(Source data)
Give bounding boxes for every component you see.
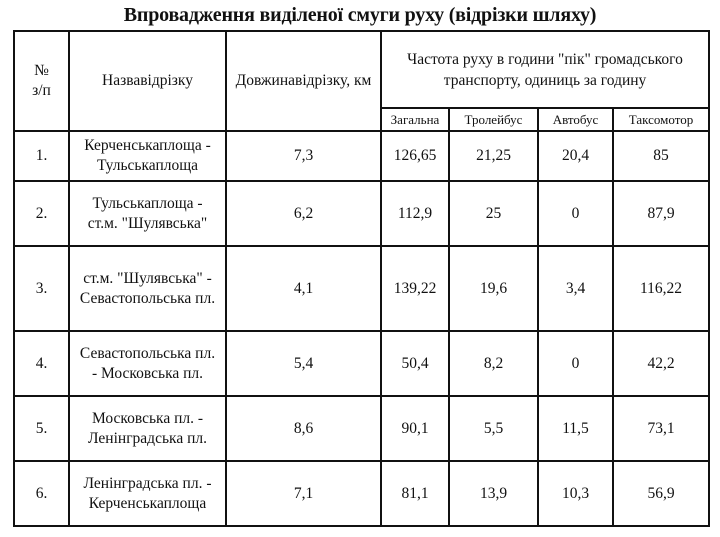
row-trolleybus: 21,25	[448, 130, 539, 182]
row-taxi: 42,2	[611, 330, 711, 397]
table-row: 4. Севастопольська пл. - Московська пл. …	[13, 330, 711, 397]
row-trolleybus: 19,6	[448, 245, 539, 332]
row-total: 81,1	[380, 460, 450, 527]
table-row: 1. Керченськаплоща - Тульськаплоща 7,3 1…	[13, 130, 711, 182]
row-length: 7,3	[225, 130, 382, 182]
row-trolleybus: 13,9	[448, 460, 539, 527]
row-trolleybus: 8,2	[448, 330, 539, 397]
row-length: 5,4	[225, 330, 382, 397]
row-length: 4,1	[225, 245, 382, 332]
row-taxi: 56,9	[611, 460, 711, 527]
header-length: Довжинавідрізку, км	[225, 30, 382, 132]
row-length: 8,6	[225, 395, 382, 462]
row-trolleybus: 25	[448, 180, 539, 247]
table-row: 6. Ленінградська пл. - Керченськаплоща 7…	[13, 460, 711, 527]
row-bus: 10,3	[537, 460, 614, 527]
row-bus: 11,5	[537, 395, 614, 462]
row-taxi: 116,22	[611, 245, 711, 332]
row-length: 7,1	[225, 460, 382, 527]
traffic-table: № з/п Назвавідрізку Довжинавідрізку, км …	[13, 30, 711, 527]
row-segment-name: ст.м. "Шулявська" - Севастопольська пл.	[68, 245, 227, 332]
row-taxi: 87,9	[611, 180, 711, 247]
row-total: 50,4	[380, 330, 450, 397]
row-total: 139,22	[380, 245, 450, 332]
header-total: Загальна	[380, 107, 450, 132]
row-segment-name: Московська пл. - Ленінградська пл.	[68, 395, 227, 462]
row-num: 5.	[13, 395, 70, 462]
row-segment-name: Севастопольська пл. - Московська пл.	[68, 330, 227, 397]
table-row: 5. Московська пл. - Ленінградська пл. 8,…	[13, 395, 711, 462]
row-num: 6.	[13, 460, 70, 527]
row-trolleybus: 5,5	[448, 395, 539, 462]
header-frequency: Частота руху в години "пік" громадського…	[379, 30, 711, 109]
row-segment-name: Керченськаплоща - Тульськаплоща	[68, 130, 227, 182]
row-bus: 20,4	[537, 130, 614, 182]
row-taxi: 73,1	[611, 395, 711, 462]
row-bus: 0	[537, 180, 614, 247]
row-total: 90,1	[380, 395, 450, 462]
header-trolleybus: Тролейбус	[448, 107, 539, 132]
row-num: 2.	[13, 180, 70, 247]
table-row: 3. ст.м. "Шулявська" - Севастопольська п…	[13, 245, 711, 332]
row-num: 3.	[13, 245, 70, 332]
row-total: 112,9	[380, 180, 450, 247]
table-row: 2. Тульськаплоща - ст.м. "Шулявська" 6,2…	[13, 180, 711, 247]
row-total: 126,65	[380, 130, 450, 182]
document-title: Впровадження виділеної смуги руху (відрі…	[123, 4, 597, 26]
header-name: Назвавідрізку	[68, 30, 227, 132]
row-segment-name: Ленінградська пл. - Керченськаплоща	[68, 460, 227, 527]
row-length: 6,2	[225, 180, 382, 247]
row-bus: 0	[537, 330, 614, 397]
row-num: 4.	[13, 330, 70, 397]
header-taxi: Таксомотор	[611, 107, 711, 132]
header-bus: Автобус	[537, 107, 614, 132]
row-taxi: 85	[611, 130, 711, 182]
row-num: 1.	[13, 130, 70, 182]
header-num: № з/п	[13, 30, 70, 132]
row-bus: 3,4	[537, 245, 614, 332]
row-segment-name: Тульськаплоща - ст.м. "Шулявська"	[68, 180, 227, 247]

# WHAT NEEDS TO BE DONE
Write out every line of the records above exactly, leaving out the picture.

# RESPONSE BELOW
Give bounding boxes for every component you see.
row-trolleybus: 21,25	[448, 130, 539, 182]
row-taxi: 42,2	[611, 330, 711, 397]
table-row: 4. Севастопольська пл. - Московська пл. …	[13, 330, 711, 397]
row-trolleybus: 19,6	[448, 245, 539, 332]
row-total: 81,1	[380, 460, 450, 527]
table-row: 1. Керченськаплоща - Тульськаплоща 7,3 1…	[13, 130, 711, 182]
row-length: 7,3	[225, 130, 382, 182]
row-trolleybus: 13,9	[448, 460, 539, 527]
row-trolleybus: 8,2	[448, 330, 539, 397]
row-length: 5,4	[225, 330, 382, 397]
row-length: 4,1	[225, 245, 382, 332]
row-taxi: 56,9	[611, 460, 711, 527]
header-length: Довжинавідрізку, км	[225, 30, 382, 132]
row-length: 8,6	[225, 395, 382, 462]
row-trolleybus: 25	[448, 180, 539, 247]
table-row: 6. Ленінградська пл. - Керченськаплоща 7…	[13, 460, 711, 527]
row-bus: 10,3	[537, 460, 614, 527]
row-bus: 11,5	[537, 395, 614, 462]
row-taxi: 116,22	[611, 245, 711, 332]
row-length: 7,1	[225, 460, 382, 527]
traffic-table: № з/п Назвавідрізку Довжинавідрізку, км …	[13, 30, 711, 527]
row-segment-name: ст.м. "Шулявська" - Севастопольська пл.	[68, 245, 227, 332]
row-taxi: 87,9	[611, 180, 711, 247]
row-total: 50,4	[380, 330, 450, 397]
row-total: 139,22	[380, 245, 450, 332]
header-total: Загальна	[380, 107, 450, 132]
row-segment-name: Московська пл. - Ленінградська пл.	[68, 395, 227, 462]
row-num: 5.	[13, 395, 70, 462]
row-segment-name: Севастопольська пл. - Московська пл.	[68, 330, 227, 397]
table-row: 5. Московська пл. - Ленінградська пл. 8,…	[13, 395, 711, 462]
row-num: 6.	[13, 460, 70, 527]
row-trolleybus: 5,5	[448, 395, 539, 462]
header-frequency: Частота руху в години "пік" громадського…	[379, 30, 711, 109]
row-segment-name: Керченськаплоща - Тульськаплоща	[68, 130, 227, 182]
row-bus: 20,4	[537, 130, 614, 182]
row-taxi: 73,1	[611, 395, 711, 462]
row-bus: 0	[537, 180, 614, 247]
row-total: 90,1	[380, 395, 450, 462]
header-trolleybus: Тролейбус	[448, 107, 539, 132]
row-num: 2.	[13, 180, 70, 247]
table-row: 3. ст.м. "Шулявська" - Севастопольська п…	[13, 245, 711, 332]
row-num: 3.	[13, 245, 70, 332]
row-total: 112,9	[380, 180, 450, 247]
table-row: 2. Тульськаплоща - ст.м. "Шулявська" 6,2…	[13, 180, 711, 247]
row-total: 126,65	[380, 130, 450, 182]
document-title: Впровадження виділеної смуги руху (відрі…	[123, 4, 597, 26]
header-name: Назвавідрізку	[68, 30, 227, 132]
row-segment-name: Ленінградська пл. - Керченськаплоща	[68, 460, 227, 527]
row-length: 6,2	[225, 180, 382, 247]
row-bus: 0	[537, 330, 614, 397]
row-num: 4.	[13, 330, 70, 397]
header-taxi: Таксомотор	[611, 107, 711, 132]
header-bus: Автобус	[537, 107, 614, 132]
row-taxi: 85	[611, 130, 711, 182]
row-num: 1.	[13, 130, 70, 182]
header-num: № з/п	[13, 30, 70, 132]
row-bus: 3,4	[537, 245, 614, 332]
row-segment-name: Тульськаплоща - ст.м. "Шулявська"	[68, 180, 227, 247]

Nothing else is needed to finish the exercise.